··· DATA PROVIDED ···
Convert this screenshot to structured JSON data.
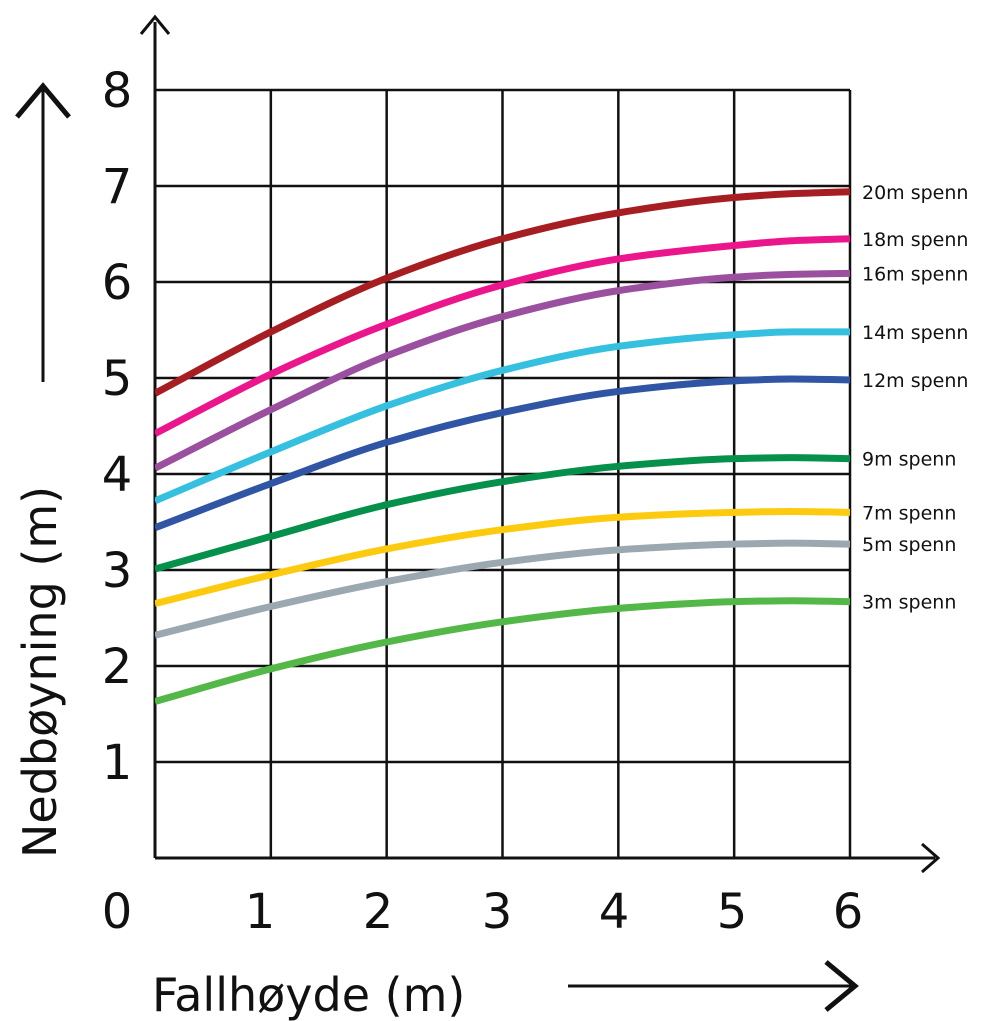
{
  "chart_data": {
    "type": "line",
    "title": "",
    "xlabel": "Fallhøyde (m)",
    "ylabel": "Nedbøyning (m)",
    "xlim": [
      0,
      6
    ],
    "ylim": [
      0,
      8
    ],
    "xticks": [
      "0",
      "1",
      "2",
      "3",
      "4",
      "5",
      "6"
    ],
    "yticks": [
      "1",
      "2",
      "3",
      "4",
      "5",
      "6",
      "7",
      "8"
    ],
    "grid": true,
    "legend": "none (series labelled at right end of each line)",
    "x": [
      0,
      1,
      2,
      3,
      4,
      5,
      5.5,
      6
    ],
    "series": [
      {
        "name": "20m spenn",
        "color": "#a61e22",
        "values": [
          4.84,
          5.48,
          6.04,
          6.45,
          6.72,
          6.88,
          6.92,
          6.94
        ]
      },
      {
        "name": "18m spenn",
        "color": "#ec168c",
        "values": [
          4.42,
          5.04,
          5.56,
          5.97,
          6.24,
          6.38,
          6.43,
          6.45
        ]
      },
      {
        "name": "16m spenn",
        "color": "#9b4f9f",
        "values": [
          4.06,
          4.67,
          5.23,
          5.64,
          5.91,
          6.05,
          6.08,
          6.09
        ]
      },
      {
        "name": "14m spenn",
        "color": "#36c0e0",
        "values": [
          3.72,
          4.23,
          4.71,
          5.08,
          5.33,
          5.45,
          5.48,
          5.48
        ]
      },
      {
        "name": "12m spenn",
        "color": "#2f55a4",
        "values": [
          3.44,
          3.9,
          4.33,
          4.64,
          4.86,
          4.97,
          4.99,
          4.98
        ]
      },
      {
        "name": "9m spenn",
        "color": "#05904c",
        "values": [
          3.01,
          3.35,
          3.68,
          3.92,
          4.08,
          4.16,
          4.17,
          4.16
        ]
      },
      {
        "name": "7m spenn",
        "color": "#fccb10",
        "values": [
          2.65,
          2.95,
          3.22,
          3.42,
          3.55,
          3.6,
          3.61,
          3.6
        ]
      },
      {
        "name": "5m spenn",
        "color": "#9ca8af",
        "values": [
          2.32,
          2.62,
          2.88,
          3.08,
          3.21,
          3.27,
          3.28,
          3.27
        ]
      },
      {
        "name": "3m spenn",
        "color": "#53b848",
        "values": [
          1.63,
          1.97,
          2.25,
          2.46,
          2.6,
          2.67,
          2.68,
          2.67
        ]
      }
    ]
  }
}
···
[WRITTEN REQUEST]
Reproduce each line from the records that contains the word "series".

[EXERCISE RESPONSE]
    "legend": "none (series labelled at right end of each line)",
    "series": [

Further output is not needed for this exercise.